• _CHALLENGE_:
Read through the entries below and return each line with the word "Principal".

• _Figure data in JSON_:
>>>>
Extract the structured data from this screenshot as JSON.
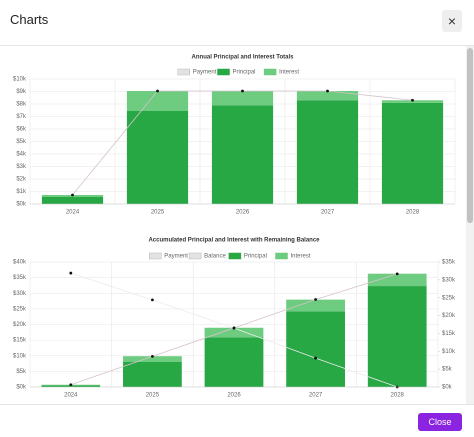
{
  "header": {
    "title": "Charts",
    "close_icon": "×"
  },
  "chart_data": [
    {
      "type": "bar",
      "stacked": true,
      "title": "Annual Principal and Interest Totals",
      "categories": [
        "2024",
        "2025",
        "2026",
        "2027",
        "2028"
      ],
      "series": [
        {
          "name": "Payment",
          "type": "line",
          "color": "#d6c3cc",
          "values": [
            0.72,
            9.04,
            9.04,
            9.04,
            8.3
          ]
        },
        {
          "name": "Principal",
          "type": "bar",
          "color": "#28a745",
          "values": [
            0.56,
            7.44,
            7.9,
            8.3,
            8.1
          ]
        },
        {
          "name": "Interest",
          "type": "bar",
          "color": "#6dcc7f",
          "values": [
            0.16,
            1.6,
            1.14,
            0.74,
            0.2
          ]
        }
      ],
      "ylim": [
        0,
        10
      ],
      "yticks": [
        {
          "value": 0,
          "label": "$0k"
        },
        {
          "value": 1,
          "label": "$1k"
        },
        {
          "value": 2,
          "label": "$2k"
        },
        {
          "value": 3,
          "label": "$3k"
        },
        {
          "value": 4,
          "label": "$4k"
        },
        {
          "value": 5,
          "label": "$5k"
        },
        {
          "value": 6,
          "label": "$6k"
        },
        {
          "value": 7,
          "label": "$7k"
        },
        {
          "value": 8,
          "label": "$8k"
        },
        {
          "value": 9,
          "label": "$9k"
        },
        {
          "value": 10,
          "label": "$10k"
        }
      ],
      "grid": true
    },
    {
      "type": "bar",
      "stacked": true,
      "title": "Accumulated Principal and Interest with Remaining Balance",
      "categories": [
        "2024",
        "2025",
        "2026",
        "2027",
        "2028"
      ],
      "series": [
        {
          "name": "Payment",
          "type": "line",
          "color": "#d6c3cc",
          "values": [
            0.72,
            9.8,
            18.9,
            28,
            36.2
          ]
        },
        {
          "name": "Balance",
          "type": "line",
          "axis": "y2",
          "color": "#ebebeb",
          "values": [
            31.9,
            24.4,
            16.5,
            8.1,
            0
          ]
        },
        {
          "name": "Principal",
          "type": "bar",
          "color": "#28a745",
          "values": [
            0.56,
            8,
            15.9,
            24.2,
            32.3
          ]
        },
        {
          "name": "Interest",
          "type": "bar",
          "color": "#6dcc7f",
          "values": [
            0.16,
            1.86,
            3.06,
            3.76,
            3.96
          ]
        }
      ],
      "ylim": [
        0,
        40
      ],
      "yticks": [
        {
          "value": 0,
          "label": "$0k"
        },
        {
          "value": 5,
          "label": "$5k"
        },
        {
          "value": 10,
          "label": "$10k"
        },
        {
          "value": 15,
          "label": "$15k"
        },
        {
          "value": 20,
          "label": "$20k"
        },
        {
          "value": 25,
          "label": "$25k"
        },
        {
          "value": 30,
          "label": "$30k"
        },
        {
          "value": 35,
          "label": "$35k"
        },
        {
          "value": 40,
          "label": "$40k"
        }
      ],
      "y2lim": [
        0,
        35
      ],
      "y2ticks": [
        {
          "value": 0,
          "label": "$0k"
        },
        {
          "value": 5,
          "label": "$5k"
        },
        {
          "value": 10,
          "label": "$10k"
        },
        {
          "value": 15,
          "label": "$15k"
        },
        {
          "value": 20,
          "label": "$20k"
        },
        {
          "value": 25,
          "label": "$25k"
        },
        {
          "value": 30,
          "label": "$30k"
        },
        {
          "value": 35,
          "label": "$35k"
        }
      ],
      "grid": true
    }
  ],
  "footer": {
    "button": "Close"
  }
}
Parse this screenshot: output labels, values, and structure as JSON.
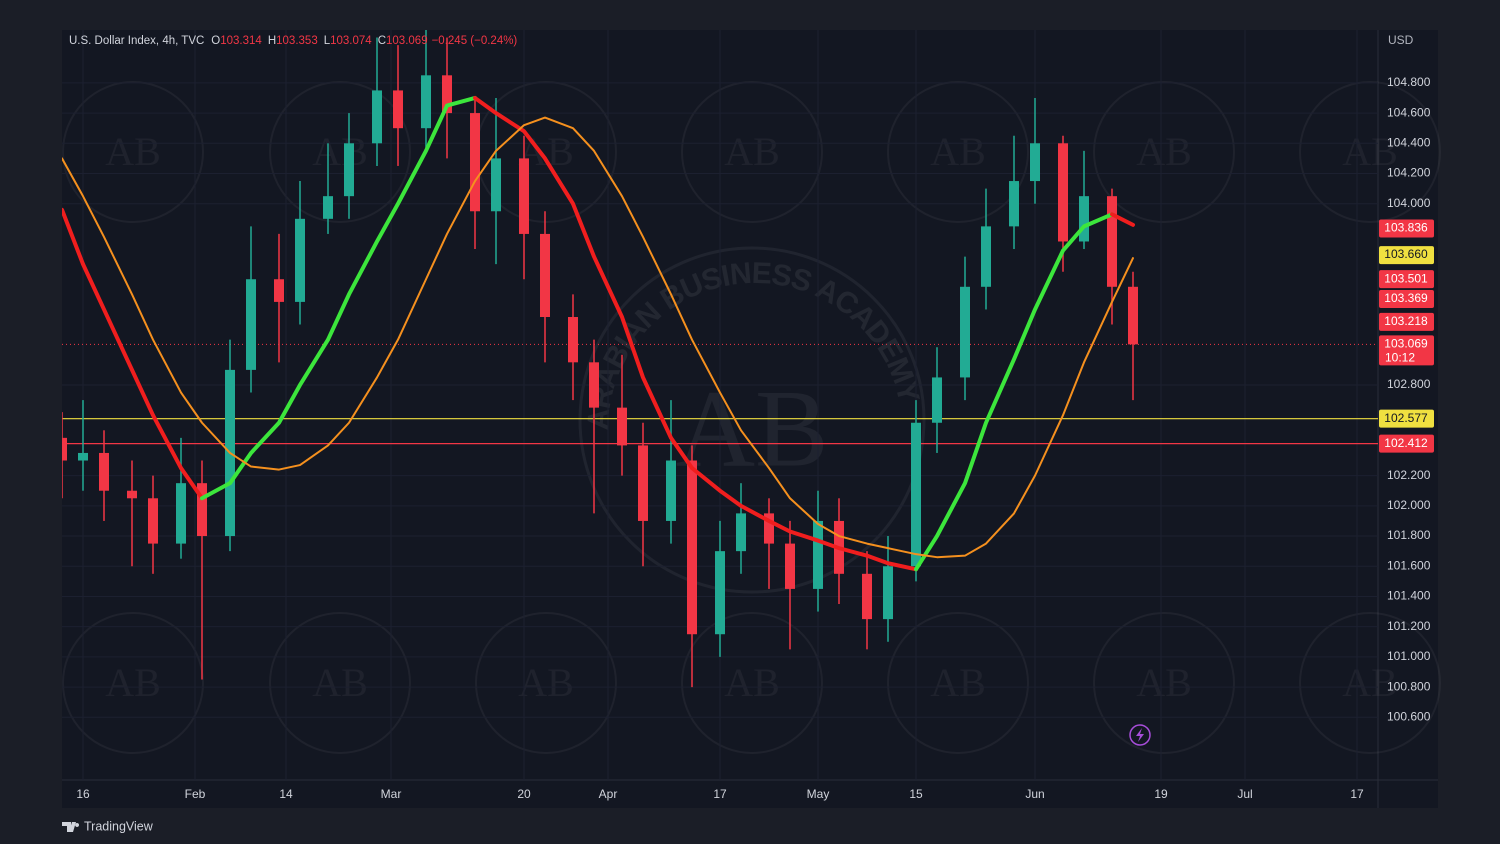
{
  "header": {
    "symbol": "U.S. Dollar Index, 4h, TVC",
    "ohlc": [
      {
        "key": "O",
        "value": 103.314
      },
      {
        "key": "H",
        "value": 103.353
      },
      {
        "key": "L",
        "value": 103.074
      },
      {
        "key": "C",
        "value": 103.069
      }
    ],
    "change": "−0.245 (−0.24%)"
  },
  "chart_data": {
    "type": "candlestick",
    "currency": "USD",
    "x": [
      "01-13",
      "01-16",
      "01-19",
      "01-23",
      "01-26",
      "01-30",
      "02-02",
      "02-06",
      "02-09",
      "02-13",
      "02-16",
      "02-20",
      "02-23",
      "02-27",
      "03-02",
      "03-06",
      "03-09",
      "03-13",
      "03-16",
      "03-20",
      "03-23",
      "03-27",
      "03-30",
      "04-03",
      "04-06",
      "04-10",
      "04-13",
      "04-17",
      "04-20",
      "04-24",
      "04-27",
      "05-01",
      "05-04",
      "05-08",
      "05-11",
      "05-15",
      "05-18",
      "05-22",
      "05-25",
      "05-29",
      "06-01",
      "06-05",
      "06-08",
      "06-12",
      "06-15"
    ],
    "open": [
      102.45,
      102.3,
      102.35,
      102.1,
      102.05,
      101.75,
      102.15,
      101.8,
      102.9,
      103.5,
      103.35,
      103.9,
      104.05,
      104.4,
      104.75,
      104.5,
      104.85,
      104.6,
      103.95,
      104.3,
      103.8,
      103.25,
      102.95,
      102.65,
      102.4,
      101.9,
      102.3,
      101.15,
      101.7,
      101.95,
      101.75,
      101.45,
      101.9,
      101.55,
      101.25,
      101.6,
      102.55,
      102.85,
      103.45,
      103.85,
      104.15,
      104.4,
      103.75,
      104.05,
      103.45
    ],
    "high": [
      102.62,
      102.7,
      102.5,
      102.3,
      102.2,
      102.45,
      102.3,
      103.1,
      103.85,
      103.8,
      104.15,
      104.4,
      104.6,
      105.1,
      105.05,
      105.3,
      105.1,
      104.7,
      104.7,
      104.45,
      103.95,
      103.4,
      103.1,
      103.0,
      102.55,
      102.7,
      102.4,
      101.9,
      102.15,
      102.05,
      101.9,
      102.1,
      102.05,
      101.7,
      101.8,
      102.7,
      103.05,
      103.65,
      104.1,
      104.45,
      104.7,
      104.45,
      104.35,
      104.1,
      103.55
    ],
    "low": [
      102.05,
      102.1,
      101.9,
      101.6,
      101.55,
      101.65,
      100.85,
      101.7,
      102.75,
      102.95,
      103.2,
      103.8,
      103.9,
      104.25,
      104.25,
      104.35,
      104.3,
      103.7,
      103.6,
      103.5,
      102.95,
      102.7,
      101.95,
      102.2,
      101.6,
      101.75,
      100.8,
      101.0,
      101.55,
      101.45,
      101.05,
      101.3,
      101.35,
      101.05,
      101.1,
      101.5,
      102.35,
      102.7,
      103.3,
      103.7,
      104.0,
      103.55,
      103.7,
      103.2,
      102.7
    ],
    "close": [
      102.3,
      102.35,
      102.1,
      102.05,
      101.75,
      102.15,
      101.8,
      102.9,
      103.5,
      103.35,
      103.9,
      104.05,
      104.4,
      104.75,
      104.5,
      104.85,
      104.6,
      103.95,
      104.3,
      103.8,
      103.25,
      102.95,
      102.65,
      102.4,
      101.9,
      102.3,
      101.15,
      101.7,
      101.95,
      101.75,
      101.45,
      101.9,
      101.55,
      101.25,
      101.6,
      102.55,
      102.85,
      103.45,
      103.85,
      104.15,
      104.4,
      103.75,
      104.05,
      103.45,
      103.069
    ],
    "up_color": "#22ab94",
    "down_color": "#f23645",
    "xlim": [
      "01-13",
      "07-20"
    ],
    "xticks": [
      {
        "value": "01-16",
        "label": "16"
      },
      {
        "value": "02-01",
        "label": "Feb"
      },
      {
        "value": "02-14",
        "label": "14"
      },
      {
        "value": "03-01",
        "label": "Mar"
      },
      {
        "value": "03-20",
        "label": "20"
      },
      {
        "value": "04-01",
        "label": "Apr"
      },
      {
        "value": "04-17",
        "label": "17"
      },
      {
        "value": "05-01",
        "label": "May"
      },
      {
        "value": "05-15",
        "label": "15"
      },
      {
        "value": "06-01",
        "label": "Jun"
      },
      {
        "value": "06-19",
        "label": "19"
      },
      {
        "value": "07-01",
        "label": "Jul"
      },
      {
        "value": "07-17",
        "label": "17"
      }
    ],
    "ylim": [
      100.185,
      105.15
    ],
    "yticks": [
      {
        "value": 100.6,
        "label": "100.600"
      },
      {
        "value": 100.8,
        "label": "100.800"
      },
      {
        "value": 101.0,
        "label": "101.000"
      },
      {
        "value": 101.2,
        "label": "101.200"
      },
      {
        "value": 101.4,
        "label": "101.400"
      },
      {
        "value": 101.6,
        "label": "101.600"
      },
      {
        "value": 101.8,
        "label": "101.800"
      },
      {
        "value": 102.0,
        "label": "102.000"
      },
      {
        "value": 102.2,
        "label": "102.200"
      },
      {
        "value": 102.8,
        "label": "102.800"
      },
      {
        "value": 104.0,
        "label": "104.000"
      },
      {
        "value": 104.2,
        "label": "104.200"
      },
      {
        "value": 104.4,
        "label": "104.400"
      },
      {
        "value": 104.6,
        "label": "104.600"
      },
      {
        "value": 104.8,
        "label": "104.800"
      }
    ],
    "grid": true,
    "indicators": [
      {
        "type": "line",
        "up_color": "#3ce63c",
        "down_color": "#f01e1e",
        "width": 4,
        "values": [
          103.96,
          103.6,
          103.3,
          102.9,
          102.6,
          102.25,
          102.05,
          102.15,
          102.35,
          102.55,
          102.8,
          103.1,
          103.4,
          103.75,
          104.0,
          104.35,
          104.65,
          104.7,
          104.6,
          104.48,
          104.3,
          104.0,
          103.65,
          103.25,
          102.85,
          102.45,
          102.25,
          102.1,
          102.0,
          101.9,
          101.83,
          101.77,
          101.72,
          101.67,
          101.62,
          101.58,
          101.8,
          102.15,
          102.55,
          102.97,
          103.3,
          103.69,
          103.85,
          103.93,
          103.86
        ]
      },
      {
        "type": "line",
        "color": "#f5901e",
        "width": 2,
        "values": [
          104.3,
          104.05,
          103.78,
          103.4,
          103.1,
          102.75,
          102.55,
          102.35,
          102.26,
          102.24,
          102.27,
          102.4,
          102.55,
          102.85,
          103.1,
          103.5,
          103.8,
          104.15,
          104.35,
          104.52,
          104.57,
          104.5,
          104.35,
          104.05,
          103.78,
          103.4,
          103.1,
          102.75,
          102.5,
          102.25,
          102.05,
          101.88,
          101.8,
          101.75,
          101.72,
          101.68,
          101.66,
          101.67,
          101.75,
          101.95,
          102.2,
          102.6,
          102.95,
          103.35,
          103.64
        ]
      }
    ],
    "levels": [
      {
        "value": 102.577,
        "color": "#f0e040"
      },
      {
        "value": 102.412,
        "color": "#f23645"
      }
    ],
    "price_tags": [
      {
        "value": 103.836,
        "color": "#f23645"
      },
      {
        "value": 103.66,
        "label": "103.660",
        "color": "#f0e040"
      },
      {
        "value": 103.501,
        "color": "#f23645"
      },
      {
        "value": 103.369,
        "color": "#f23645"
      },
      {
        "value": 103.218,
        "color": "#f23645"
      }
    ],
    "countdown": "10:12"
  },
  "watermark": {
    "initials": "AB",
    "name": "ARABIAN BUSINESS ACADEMY"
  },
  "branding": "TradingView"
}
<<<<
• _WRITTEN RESPONSE_:
      "title": "Annual Principal and Interest Totals",
          "name": "Principal",
      "title": "Accumulated Principal and Interest with Remaining Balance",
          "name": "Principal",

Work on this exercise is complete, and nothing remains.